__TASK GOAL__. Render the following material again verbatim, leaving nothing out.

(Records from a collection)

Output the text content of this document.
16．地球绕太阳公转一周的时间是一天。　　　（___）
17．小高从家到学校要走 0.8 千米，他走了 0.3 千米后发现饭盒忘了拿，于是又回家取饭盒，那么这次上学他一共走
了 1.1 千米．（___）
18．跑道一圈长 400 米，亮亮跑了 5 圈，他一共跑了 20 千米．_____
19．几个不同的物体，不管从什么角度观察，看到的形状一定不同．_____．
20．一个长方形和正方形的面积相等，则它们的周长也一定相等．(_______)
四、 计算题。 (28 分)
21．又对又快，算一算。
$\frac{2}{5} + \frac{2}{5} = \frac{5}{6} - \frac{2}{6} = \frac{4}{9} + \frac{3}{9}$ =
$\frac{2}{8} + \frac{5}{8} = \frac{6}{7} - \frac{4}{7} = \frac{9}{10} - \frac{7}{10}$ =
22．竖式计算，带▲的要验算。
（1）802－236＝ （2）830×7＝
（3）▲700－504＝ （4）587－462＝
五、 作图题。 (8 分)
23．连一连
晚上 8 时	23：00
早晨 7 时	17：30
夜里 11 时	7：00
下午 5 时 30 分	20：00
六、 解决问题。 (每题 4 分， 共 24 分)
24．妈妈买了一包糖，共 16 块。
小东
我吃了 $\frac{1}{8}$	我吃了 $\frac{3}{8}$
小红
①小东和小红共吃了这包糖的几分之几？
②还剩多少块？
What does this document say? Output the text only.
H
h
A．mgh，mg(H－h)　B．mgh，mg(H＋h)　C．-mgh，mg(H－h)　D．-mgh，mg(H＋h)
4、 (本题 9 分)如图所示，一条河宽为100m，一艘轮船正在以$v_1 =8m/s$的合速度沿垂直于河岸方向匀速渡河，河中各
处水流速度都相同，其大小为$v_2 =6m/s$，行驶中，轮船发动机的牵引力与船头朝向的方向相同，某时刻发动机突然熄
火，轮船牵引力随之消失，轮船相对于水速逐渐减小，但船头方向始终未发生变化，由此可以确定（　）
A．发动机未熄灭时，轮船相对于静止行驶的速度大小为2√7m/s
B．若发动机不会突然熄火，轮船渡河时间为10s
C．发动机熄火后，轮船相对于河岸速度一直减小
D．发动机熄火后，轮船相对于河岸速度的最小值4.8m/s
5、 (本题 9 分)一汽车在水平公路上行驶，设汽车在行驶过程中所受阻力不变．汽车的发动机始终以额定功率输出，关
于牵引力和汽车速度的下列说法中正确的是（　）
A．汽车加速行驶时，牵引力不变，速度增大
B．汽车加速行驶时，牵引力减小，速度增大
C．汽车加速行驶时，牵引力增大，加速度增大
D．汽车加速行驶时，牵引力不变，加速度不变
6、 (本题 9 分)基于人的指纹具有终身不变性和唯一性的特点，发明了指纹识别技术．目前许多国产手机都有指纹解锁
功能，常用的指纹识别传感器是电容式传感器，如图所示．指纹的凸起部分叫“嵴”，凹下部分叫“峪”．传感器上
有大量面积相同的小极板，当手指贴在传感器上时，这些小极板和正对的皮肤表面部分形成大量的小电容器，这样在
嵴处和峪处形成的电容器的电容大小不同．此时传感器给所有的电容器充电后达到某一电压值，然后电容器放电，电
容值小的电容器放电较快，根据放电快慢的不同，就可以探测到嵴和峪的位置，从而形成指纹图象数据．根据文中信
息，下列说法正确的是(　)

__REPLY TO THE EXERCISE__.
Output the text content of this document.
16．地球绕太阳公转一周的时间是一天。　　　（___）
17．小高从家到学校要走 0.8 千米，他走了 0.3 千米后发现饭盒忘了拿，于是又回家取饭盒，那么这次上学他一共走
了 1.1 千米．（___）
18．跑道一圈长 400 米，亮亮跑了 5 圈，他一共跑了 20 千米．_____
19．几个不同的物体，不管从什么角度观察，看到的形状一定不同．_____．
20．一个长方形和正方形的面积相等，则它们的周长也一定相等．(_______)
四、 计算题。 (28 分)
21．又对又快，算一算。
$\frac{2}{5} + \frac{2}{5} = \frac{5}{6} - \frac{2}{6} = \frac{4}{9} + \frac{3}{9}$ =
$\frac{2}{8} + \frac{5}{8} = \frac{6}{7} - \frac{4}{7} = \frac{9}{10} - \frac{7}{10}$ =
22．竖式计算，带▲的要验算。
（1）802－236＝ （2）830×7＝
（3）▲700－504＝ （4）587－462＝
五、 作图题。 (8 分)
23．连一连
晚上 8 时	23：00
早晨 7 时	17：30
夜里 11 时	7：00
下午 5 时 30 分	20：00
六、 解决问题。 (每题 4 分， 共 24 分)
24．妈妈买了一包糖，共 16 块。
小东
我吃了 $\frac{1}{8}$	我吃了 $\frac{3}{8}$
小红
①小东和小红共吃了这包糖的几分之几？
②还剩多少块？
What does this document say? Output the text only.
H
h
A．mgh，mg(H－h)　B．mgh，mg(H＋h)　C．-mgh，mg(H－h)　D．-mgh，mg(H＋h)
4、 (本题 9 分)如图所示，一条河宽为100m，一艘轮船正在以$v_1 =8m/s$的合速度沿垂直于河岸方向匀速渡河，河中各
处水流速度都相同，其大小为$v_2 =6m/s$，行驶中，轮船发动机的牵引力与船头朝向的方向相同，某时刻发动机突然熄
火，轮船牵引力随之消失，轮船相对于水速逐渐减小，但船头方向始终未发生变化，由此可以确定（　）
A．发动机未熄灭时，轮船相对于静止行驶的速度大小为2√7m/s
B．若发动机不会突然熄火，轮船渡河时间为10s
C．发动机熄火后，轮船相对于河岸速度一直减小
D．发动机熄火后，轮船相对于河岸速度的最小值4.8m/s
5、 (本题 9 分)一汽车在水平公路上行驶，设汽车在行驶过程中所受阻力不变．汽车的发动机始终以额定功率输出，关
于牵引力和汽车速度的下列说法中正确的是（　）
A．汽车加速行驶时，牵引力不变，速度增大
B．汽车加速行驶时，牵引力减小，速度增大
C．汽车加速行驶时，牵引力增大，加速度增大
D．汽车加速行驶时，牵引力不变，加速度不变
6、 (本题 9 分)基于人的指纹具有终身不变性和唯一性的特点，发明了指纹识别技术．目前许多国产手机都有指纹解锁
功能，常用的指纹识别传感器是电容式传感器，如图所示．指纹的凸起部分叫“嵴”，凹下部分叫“峪”．传感器上
有大量面积相同的小极板，当手指贴在传感器上时，这些小极板和正对的皮肤表面部分形成大量的小电容器，这样在
嵴处和峪处形成的电容器的电容大小不同．此时传感器给所有的电容器充电后达到某一电压值，然后电容器放电，电
容值小的电容器放电较快，根据放电快慢的不同，就可以探测到嵴和峪的位置，从而形成指纹图象数据．根据文中信
息，下列说法正确的是(　)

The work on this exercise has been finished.